[Stored records]
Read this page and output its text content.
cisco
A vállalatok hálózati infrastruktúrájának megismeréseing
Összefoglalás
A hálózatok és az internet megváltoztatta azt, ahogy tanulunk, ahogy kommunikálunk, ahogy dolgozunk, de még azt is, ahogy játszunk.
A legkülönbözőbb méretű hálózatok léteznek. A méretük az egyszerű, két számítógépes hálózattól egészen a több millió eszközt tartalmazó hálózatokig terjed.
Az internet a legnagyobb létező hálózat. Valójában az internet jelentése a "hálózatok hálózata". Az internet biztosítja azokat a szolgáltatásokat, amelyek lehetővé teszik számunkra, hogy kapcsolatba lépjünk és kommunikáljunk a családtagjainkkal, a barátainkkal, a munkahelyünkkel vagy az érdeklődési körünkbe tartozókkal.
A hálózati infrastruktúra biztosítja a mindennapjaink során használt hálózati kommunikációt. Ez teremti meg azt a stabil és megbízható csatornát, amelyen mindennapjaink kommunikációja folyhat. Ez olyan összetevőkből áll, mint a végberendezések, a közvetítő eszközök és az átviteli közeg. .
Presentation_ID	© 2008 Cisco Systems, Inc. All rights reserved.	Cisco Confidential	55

TASK GOAL: Please copy out each record, character for character.

CORRECT ANSWER:
Read this page and output its text content.
cisco
A vállalatok hálózati infrastruktúrájának megismeréseing
Összefoglalás
A hálózatok és az internet megváltoztatta azt, ahogy tanulunk, ahogy kommunikálunk, ahogy dolgozunk, de még azt is, ahogy játszunk.
A legkülönbözőbb méretű hálózatok léteznek. A méretük az egyszerű, két számítógépes hálózattól egészen a több millió eszközt tartalmazó hálózatokig terjed.
Az internet a legnagyobb létező hálózat. Valójában az internet jelentése a "hálózatok hálózata". Az internet biztosítja azokat a szolgáltatásokat, amelyek lehetővé teszik számunkra, hogy kapcsolatba lépjünk és kommunikáljunk a családtagjainkkal, a barátainkkal, a munkahelyünkkel vagy az érdeklődési körünkbe tartozókkal.
A hálózati infrastruktúra biztosítja a mindennapjaink során használt hálózati kommunikációt. Ez teremti meg azt a stabil és megbízható csatornát, amelyen mindennapjaink kommunikációja folyhat. Ez olyan összetevőkből áll, mint a végberendezések, a közvetítő eszközök és az átviteli közeg. .
Presentation_ID	© 2008 Cisco Systems, Inc. All rights reserved.	Cisco Confidential	55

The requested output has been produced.